For the data below, work out how many lines include the string "Validity" and report only the number.

## Start INPUT DATA

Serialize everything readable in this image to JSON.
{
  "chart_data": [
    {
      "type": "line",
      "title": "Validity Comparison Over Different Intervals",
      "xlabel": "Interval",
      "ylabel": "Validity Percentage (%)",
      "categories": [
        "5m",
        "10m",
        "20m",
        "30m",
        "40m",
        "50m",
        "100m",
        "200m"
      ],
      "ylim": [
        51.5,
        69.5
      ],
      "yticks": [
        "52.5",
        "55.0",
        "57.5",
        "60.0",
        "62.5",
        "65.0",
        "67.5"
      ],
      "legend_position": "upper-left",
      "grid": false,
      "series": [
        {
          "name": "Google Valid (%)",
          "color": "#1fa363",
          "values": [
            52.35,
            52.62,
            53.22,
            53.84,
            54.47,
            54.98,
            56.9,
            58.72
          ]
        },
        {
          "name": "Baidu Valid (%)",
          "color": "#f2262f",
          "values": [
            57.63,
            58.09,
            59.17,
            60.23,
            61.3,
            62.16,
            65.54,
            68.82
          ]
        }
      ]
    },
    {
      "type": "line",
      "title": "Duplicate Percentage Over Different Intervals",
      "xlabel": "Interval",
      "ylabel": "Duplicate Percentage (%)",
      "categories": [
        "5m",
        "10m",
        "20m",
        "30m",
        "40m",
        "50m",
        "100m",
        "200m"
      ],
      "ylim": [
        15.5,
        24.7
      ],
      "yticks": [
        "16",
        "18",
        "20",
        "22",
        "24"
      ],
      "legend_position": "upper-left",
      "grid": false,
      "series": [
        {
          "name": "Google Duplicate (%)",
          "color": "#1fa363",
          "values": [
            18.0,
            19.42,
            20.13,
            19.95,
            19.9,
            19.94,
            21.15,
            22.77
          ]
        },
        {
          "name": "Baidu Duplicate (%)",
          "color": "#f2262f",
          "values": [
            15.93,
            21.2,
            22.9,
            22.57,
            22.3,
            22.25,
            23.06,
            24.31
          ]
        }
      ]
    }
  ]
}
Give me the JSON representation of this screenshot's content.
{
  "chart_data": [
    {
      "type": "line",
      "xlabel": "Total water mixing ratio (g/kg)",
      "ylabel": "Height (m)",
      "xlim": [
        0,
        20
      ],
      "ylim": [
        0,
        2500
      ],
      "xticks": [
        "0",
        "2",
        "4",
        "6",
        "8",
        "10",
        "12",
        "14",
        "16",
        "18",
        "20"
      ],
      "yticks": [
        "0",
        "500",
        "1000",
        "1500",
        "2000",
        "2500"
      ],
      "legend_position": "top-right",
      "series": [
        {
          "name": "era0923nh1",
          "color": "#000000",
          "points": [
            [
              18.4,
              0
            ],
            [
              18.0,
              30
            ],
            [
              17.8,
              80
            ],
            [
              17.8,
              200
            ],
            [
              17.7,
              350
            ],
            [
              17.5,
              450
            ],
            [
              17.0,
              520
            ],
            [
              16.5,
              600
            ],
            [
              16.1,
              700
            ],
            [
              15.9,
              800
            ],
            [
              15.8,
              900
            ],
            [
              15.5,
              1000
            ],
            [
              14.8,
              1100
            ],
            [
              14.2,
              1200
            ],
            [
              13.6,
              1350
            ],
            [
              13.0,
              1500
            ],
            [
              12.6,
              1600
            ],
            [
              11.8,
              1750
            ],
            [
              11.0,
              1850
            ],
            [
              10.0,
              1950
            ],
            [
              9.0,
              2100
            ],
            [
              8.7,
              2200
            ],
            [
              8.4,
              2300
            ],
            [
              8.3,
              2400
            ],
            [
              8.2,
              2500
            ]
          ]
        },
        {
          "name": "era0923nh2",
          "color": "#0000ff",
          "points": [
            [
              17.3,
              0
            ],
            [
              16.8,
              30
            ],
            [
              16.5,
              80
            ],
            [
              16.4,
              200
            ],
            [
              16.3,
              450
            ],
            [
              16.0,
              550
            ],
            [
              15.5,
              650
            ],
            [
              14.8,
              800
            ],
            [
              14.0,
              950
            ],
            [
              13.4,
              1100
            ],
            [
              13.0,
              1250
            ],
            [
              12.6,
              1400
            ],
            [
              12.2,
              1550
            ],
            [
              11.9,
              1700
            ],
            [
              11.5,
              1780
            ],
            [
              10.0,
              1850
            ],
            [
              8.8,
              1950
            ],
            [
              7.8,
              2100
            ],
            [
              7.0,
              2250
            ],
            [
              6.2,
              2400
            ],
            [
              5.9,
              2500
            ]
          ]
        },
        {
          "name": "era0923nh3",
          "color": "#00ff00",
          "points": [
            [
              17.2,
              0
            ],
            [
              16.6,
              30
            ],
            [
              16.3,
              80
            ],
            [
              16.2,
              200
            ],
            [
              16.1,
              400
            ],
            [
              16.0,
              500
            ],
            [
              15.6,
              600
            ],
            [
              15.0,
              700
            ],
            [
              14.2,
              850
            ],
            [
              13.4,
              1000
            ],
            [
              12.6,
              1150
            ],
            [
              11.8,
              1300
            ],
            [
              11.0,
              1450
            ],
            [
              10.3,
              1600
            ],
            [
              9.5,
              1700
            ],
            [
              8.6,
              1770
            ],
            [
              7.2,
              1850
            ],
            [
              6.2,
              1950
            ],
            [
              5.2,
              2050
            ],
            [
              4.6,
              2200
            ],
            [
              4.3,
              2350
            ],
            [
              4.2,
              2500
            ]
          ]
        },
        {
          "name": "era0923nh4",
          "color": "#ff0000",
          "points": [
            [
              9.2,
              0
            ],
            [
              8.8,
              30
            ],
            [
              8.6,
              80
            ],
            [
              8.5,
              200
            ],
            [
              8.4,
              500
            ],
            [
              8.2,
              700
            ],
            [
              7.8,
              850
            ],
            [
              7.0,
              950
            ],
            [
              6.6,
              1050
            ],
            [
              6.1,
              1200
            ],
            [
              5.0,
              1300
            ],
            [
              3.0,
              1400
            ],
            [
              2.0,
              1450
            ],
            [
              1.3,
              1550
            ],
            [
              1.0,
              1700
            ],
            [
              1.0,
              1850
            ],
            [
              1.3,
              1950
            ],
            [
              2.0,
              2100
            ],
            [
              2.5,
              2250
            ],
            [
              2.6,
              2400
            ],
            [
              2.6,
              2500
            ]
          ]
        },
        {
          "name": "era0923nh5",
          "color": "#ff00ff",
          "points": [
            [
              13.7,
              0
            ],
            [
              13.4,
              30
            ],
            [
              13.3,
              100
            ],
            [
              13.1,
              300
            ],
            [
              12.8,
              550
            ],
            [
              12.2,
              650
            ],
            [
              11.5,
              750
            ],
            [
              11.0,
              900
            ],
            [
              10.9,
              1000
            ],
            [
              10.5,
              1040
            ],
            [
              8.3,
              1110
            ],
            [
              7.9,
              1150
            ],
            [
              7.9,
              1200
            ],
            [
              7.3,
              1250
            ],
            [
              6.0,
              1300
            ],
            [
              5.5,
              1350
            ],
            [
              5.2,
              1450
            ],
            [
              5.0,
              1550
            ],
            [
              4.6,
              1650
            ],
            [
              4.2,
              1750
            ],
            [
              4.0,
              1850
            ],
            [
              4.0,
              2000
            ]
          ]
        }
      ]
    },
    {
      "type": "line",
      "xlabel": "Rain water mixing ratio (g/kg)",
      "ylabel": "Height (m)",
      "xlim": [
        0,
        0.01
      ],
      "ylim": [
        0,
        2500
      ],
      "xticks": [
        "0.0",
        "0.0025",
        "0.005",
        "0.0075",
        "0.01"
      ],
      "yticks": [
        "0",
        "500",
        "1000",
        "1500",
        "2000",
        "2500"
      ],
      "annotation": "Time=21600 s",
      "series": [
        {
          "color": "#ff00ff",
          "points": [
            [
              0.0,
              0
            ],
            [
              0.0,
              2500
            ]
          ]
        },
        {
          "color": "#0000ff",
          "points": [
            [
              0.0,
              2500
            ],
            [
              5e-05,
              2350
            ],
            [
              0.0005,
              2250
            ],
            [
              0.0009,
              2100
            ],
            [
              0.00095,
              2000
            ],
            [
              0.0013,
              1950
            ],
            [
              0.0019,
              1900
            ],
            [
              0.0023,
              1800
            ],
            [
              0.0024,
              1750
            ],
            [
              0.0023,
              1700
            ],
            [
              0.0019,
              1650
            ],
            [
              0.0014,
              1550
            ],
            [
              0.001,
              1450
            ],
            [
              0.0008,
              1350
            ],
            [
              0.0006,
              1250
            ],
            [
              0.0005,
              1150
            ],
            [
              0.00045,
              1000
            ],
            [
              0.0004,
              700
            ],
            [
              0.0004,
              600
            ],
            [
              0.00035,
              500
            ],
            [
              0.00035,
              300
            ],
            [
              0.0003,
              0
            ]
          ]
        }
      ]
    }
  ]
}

## End INPUT DATA

THE COMPLETED TASK - 2